Entries from a dataset:
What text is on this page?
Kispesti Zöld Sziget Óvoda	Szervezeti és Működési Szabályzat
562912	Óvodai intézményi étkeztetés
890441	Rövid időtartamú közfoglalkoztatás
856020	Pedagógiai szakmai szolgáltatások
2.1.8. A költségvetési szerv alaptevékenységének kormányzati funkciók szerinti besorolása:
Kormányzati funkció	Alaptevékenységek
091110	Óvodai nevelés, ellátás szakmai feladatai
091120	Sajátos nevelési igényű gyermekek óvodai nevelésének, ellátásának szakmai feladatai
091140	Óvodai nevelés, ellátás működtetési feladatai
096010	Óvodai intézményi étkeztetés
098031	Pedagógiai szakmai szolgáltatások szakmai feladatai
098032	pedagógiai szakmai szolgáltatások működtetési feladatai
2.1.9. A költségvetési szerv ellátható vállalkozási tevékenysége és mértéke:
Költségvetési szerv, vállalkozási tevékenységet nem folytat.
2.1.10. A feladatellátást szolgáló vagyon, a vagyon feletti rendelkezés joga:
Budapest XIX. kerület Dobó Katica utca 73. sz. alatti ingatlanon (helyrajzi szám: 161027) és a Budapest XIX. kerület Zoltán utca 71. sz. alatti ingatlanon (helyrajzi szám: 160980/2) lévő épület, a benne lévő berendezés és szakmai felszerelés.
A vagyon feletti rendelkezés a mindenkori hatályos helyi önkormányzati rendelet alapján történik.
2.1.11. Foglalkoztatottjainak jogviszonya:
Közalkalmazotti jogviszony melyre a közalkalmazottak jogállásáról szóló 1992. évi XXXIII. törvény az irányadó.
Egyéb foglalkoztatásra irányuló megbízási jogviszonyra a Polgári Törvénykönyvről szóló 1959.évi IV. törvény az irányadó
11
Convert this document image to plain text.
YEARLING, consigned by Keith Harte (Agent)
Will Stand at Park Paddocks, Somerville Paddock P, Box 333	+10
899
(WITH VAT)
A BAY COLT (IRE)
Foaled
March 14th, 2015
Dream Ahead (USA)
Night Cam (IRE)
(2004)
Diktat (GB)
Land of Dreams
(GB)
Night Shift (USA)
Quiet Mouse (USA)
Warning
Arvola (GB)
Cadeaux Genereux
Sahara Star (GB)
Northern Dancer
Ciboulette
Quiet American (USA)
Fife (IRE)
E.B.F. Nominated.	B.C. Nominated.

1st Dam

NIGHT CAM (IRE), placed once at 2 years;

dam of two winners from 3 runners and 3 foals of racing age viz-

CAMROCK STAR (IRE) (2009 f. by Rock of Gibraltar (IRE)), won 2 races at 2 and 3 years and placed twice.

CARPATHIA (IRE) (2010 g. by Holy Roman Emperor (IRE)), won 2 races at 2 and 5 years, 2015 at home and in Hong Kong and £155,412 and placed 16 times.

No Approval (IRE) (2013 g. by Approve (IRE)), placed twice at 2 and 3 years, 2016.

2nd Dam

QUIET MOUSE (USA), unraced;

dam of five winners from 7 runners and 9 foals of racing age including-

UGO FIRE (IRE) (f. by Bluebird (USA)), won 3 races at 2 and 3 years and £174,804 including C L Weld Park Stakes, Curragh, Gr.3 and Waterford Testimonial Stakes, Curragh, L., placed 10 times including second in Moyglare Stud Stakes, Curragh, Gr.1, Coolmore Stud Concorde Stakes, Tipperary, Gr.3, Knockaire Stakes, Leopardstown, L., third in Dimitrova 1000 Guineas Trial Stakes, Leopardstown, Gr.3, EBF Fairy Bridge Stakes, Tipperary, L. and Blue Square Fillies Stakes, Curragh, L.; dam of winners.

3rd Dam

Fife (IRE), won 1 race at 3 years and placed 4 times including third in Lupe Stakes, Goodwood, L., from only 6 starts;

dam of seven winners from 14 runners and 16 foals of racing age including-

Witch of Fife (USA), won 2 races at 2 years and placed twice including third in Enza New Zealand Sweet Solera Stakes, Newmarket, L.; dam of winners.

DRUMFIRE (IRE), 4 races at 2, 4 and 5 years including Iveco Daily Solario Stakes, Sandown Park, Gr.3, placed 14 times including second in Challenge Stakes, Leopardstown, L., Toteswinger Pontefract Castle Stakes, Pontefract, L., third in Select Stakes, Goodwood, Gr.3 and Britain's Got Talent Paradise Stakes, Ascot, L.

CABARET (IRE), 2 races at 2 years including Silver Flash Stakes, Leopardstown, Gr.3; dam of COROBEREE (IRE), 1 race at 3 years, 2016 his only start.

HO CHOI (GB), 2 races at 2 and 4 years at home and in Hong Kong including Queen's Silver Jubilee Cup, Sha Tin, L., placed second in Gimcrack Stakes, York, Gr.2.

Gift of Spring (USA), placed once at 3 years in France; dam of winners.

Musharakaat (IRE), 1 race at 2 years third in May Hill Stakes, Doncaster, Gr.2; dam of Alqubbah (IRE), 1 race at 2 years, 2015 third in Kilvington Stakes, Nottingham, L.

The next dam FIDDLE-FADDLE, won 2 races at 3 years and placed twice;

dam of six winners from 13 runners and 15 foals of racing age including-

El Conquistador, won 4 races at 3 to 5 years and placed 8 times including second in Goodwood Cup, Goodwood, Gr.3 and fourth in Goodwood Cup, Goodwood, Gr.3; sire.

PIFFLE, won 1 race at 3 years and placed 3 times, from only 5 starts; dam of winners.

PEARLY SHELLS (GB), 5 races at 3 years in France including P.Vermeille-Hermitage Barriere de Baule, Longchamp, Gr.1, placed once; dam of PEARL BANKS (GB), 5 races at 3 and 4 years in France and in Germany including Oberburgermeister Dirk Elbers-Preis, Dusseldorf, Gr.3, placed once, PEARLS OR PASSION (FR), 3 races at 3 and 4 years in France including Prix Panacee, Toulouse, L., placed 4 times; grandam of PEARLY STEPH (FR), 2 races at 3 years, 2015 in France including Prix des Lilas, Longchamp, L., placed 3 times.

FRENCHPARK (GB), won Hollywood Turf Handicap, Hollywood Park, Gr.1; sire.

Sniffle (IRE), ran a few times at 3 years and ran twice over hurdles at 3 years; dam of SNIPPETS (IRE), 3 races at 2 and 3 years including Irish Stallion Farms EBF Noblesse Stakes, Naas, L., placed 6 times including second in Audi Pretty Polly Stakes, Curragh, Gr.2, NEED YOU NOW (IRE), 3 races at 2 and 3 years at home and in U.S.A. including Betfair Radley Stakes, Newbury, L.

Description of the task:
Print the records above in full, exactly.

Written response:
What text is on this page?
Kispesti Zöld Sziget Óvoda	Szervezeti és Működési Szabályzat
562912	Óvodai intézményi étkeztetés
890441	Rövid időtartamú közfoglalkoztatás
856020	Pedagógiai szakmai szolgáltatások
2.1.8. A költségvetési szerv alaptevékenységének kormányzati funkciók szerinti besorolása:
Kormányzati funkció	Alaptevékenységek
091110	Óvodai nevelés, ellátás szakmai feladatai
091120	Sajátos nevelési igényű gyermekek óvodai nevelésének, ellátásának szakmai feladatai
091140	Óvodai nevelés, ellátás működtetési feladatai
096010	Óvodai intézményi étkeztetés
098031	Pedagógiai szakmai szolgáltatások szakmai feladatai
098032	pedagógiai szakmai szolgáltatások működtetési feladatai
2.1.9. A költségvetési szerv ellátható vállalkozási tevékenysége és mértéke:
Költségvetési szerv, vállalkozási tevékenységet nem folytat.
2.1.10. A feladatellátást szolgáló vagyon, a vagyon feletti rendelkezés joga:
Budapest XIX. kerület Dobó Katica utca 73. sz. alatti ingatlanon (helyrajzi szám: 161027) és a Budapest XIX. kerület Zoltán utca 71. sz. alatti ingatlanon (helyrajzi szám: 160980/2) lévő épület, a benne lévő berendezés és szakmai felszerelés.
A vagyon feletti rendelkezés a mindenkori hatályos helyi önkormányzati rendelet alapján történik.
2.1.11. Foglalkoztatottjainak jogviszonya:
Közalkalmazotti jogviszony melyre a közalkalmazottak jogállásáról szóló 1992. évi XXXIII. törvény az irányadó.
Egyéb foglalkoztatásra irányuló megbízási jogviszonyra a Polgári Törvénykönyvről szóló 1959.évi IV. törvény az irányadó
11
Convert this document image to plain text.
YEARLING, consigned by Keith Harte (Agent)
Will Stand at Park Paddocks, Somerville Paddock P, Box 333	+10
899
(WITH VAT)
A BAY COLT (IRE)
Foaled
March 14th, 2015
Dream Ahead (USA)
Night Cam (IRE)
(2004)
Diktat (GB)
Land of Dreams
(GB)
Night Shift (USA)
Quiet Mouse (USA)
Warning
Arvola (GB)
Cadeaux Genereux
Sahara Star (GB)
Northern Dancer
Ciboulette
Quiet American (USA)
Fife (IRE)
E.B.F. Nominated.	B.C. Nominated.

1st Dam

NIGHT CAM (IRE), placed once at 2 years;

dam of two winners from 3 runners and 3 foals of racing age viz-

CAMROCK STAR (IRE) (2009 f. by Rock of Gibraltar (IRE)), won 2 races at 2 and 3 years and placed twice.

CARPATHIA (IRE) (2010 g. by Holy Roman Emperor (IRE)), won 2 races at 2 and 5 years, 2015 at home and in Hong Kong and £155,412 and placed 16 times.

No Approval (IRE) (2013 g. by Approve (IRE)), placed twice at 2 and 3 years, 2016.

2nd Dam

QUIET MOUSE (USA), unraced;

dam of five winners from 7 runners and 9 foals of racing age including-

UGO FIRE (IRE) (f. by Bluebird (USA)), won 3 races at 2 and 3 years and £174,804 including C L Weld Park Stakes, Curragh, Gr.3 and Waterford Testimonial Stakes, Curragh, L., placed 10 times including second in Moyglare Stud Stakes, Curragh, Gr.1, Coolmore Stud Concorde Stakes, Tipperary, Gr.3, Knockaire Stakes, Leopardstown, L., third in Dimitrova 1000 Guineas Trial Stakes, Leopardstown, Gr.3, EBF Fairy Bridge Stakes, Tipperary, L. and Blue Square Fillies Stakes, Curragh, L.; dam of winners.

3rd Dam

Fife (IRE), won 1 race at 3 years and placed 4 times including third in Lupe Stakes, Goodwood, L., from only 6 starts;

dam of seven winners from 14 runners and 16 foals of racing age including-

Witch of Fife (USA), won 2 races at 2 years and placed twice including third in Enza New Zealand Sweet Solera Stakes, Newmarket, L.; dam of winners.

DRUMFIRE (IRE), 4 races at 2, 4 and 5 years including Iveco Daily Solario Stakes, Sandown Park, Gr.3, placed 14 times including second in Challenge Stakes, Leopardstown, L., Toteswinger Pontefract Castle Stakes, Pontefract, L., third in Select Stakes, Goodwood, Gr.3 and Britain's Got Talent Paradise Stakes, Ascot, L.

CABARET (IRE), 2 races at 2 years including Silver Flash Stakes, Leopardstown, Gr.3; dam of COROBEREE (IRE), 1 race at 3 years, 2016 his only start.

HO CHOI (GB), 2 races at 2 and 4 years at home and in Hong Kong including Queen's Silver Jubilee Cup, Sha Tin, L., placed second in Gimcrack Stakes, York, Gr.2.

Gift of Spring (USA), placed once at 3 years in France; dam of winners.

Musharakaat (IRE), 1 race at 2 years third in May Hill Stakes, Doncaster, Gr.2; dam of Alqubbah (IRE), 1 race at 2 years, 2015 third in Kilvington Stakes, Nottingham, L.

The next dam FIDDLE-FADDLE, won 2 races at 3 years and placed twice;

dam of six winners from 13 runners and 15 foals of racing age including-

El Conquistador, won 4 races at 3 to 5 years and placed 8 times including second in Goodwood Cup, Goodwood, Gr.3 and fourth in Goodwood Cup, Goodwood, Gr.3; sire.

PIFFLE, won 1 race at 3 years and placed 3 times, from only 5 starts; dam of winners.

PEARLY SHELLS (GB), 5 races at 3 years in France including P.Vermeille-Hermitage Barriere de Baule, Longchamp, Gr.1, placed once; dam of PEARL BANKS (GB), 5 races at 3 and 4 years in France and in Germany including Oberburgermeister Dirk Elbers-Preis, Dusseldorf, Gr.3, placed once, PEARLS OR PASSION (FR), 3 races at 3 and 4 years in France including Prix Panacee, Toulouse, L., placed 4 times; grandam of PEARLY STEPH (FR), 2 races at 3 years, 2015 in France including Prix des Lilas, Longchamp, L., placed 3 times.

FRENCHPARK (GB), won Hollywood Turf Handicap, Hollywood Park, Gr.1; sire.

Sniffle (IRE), ran a few times at 3 years and ran twice over hurdles at 3 years; dam of SNIPPETS (IRE), 3 races at 2 and 3 years including Irish Stallion Farms EBF Noblesse Stakes, Naas, L., placed 6 times including second in Audi Pretty Polly Stakes, Curragh, Gr.2, NEED YOU NOW (IRE), 3 races at 2 and 3 years at home and in U.S.A. including Betfair Radley Stakes, Newbury, L.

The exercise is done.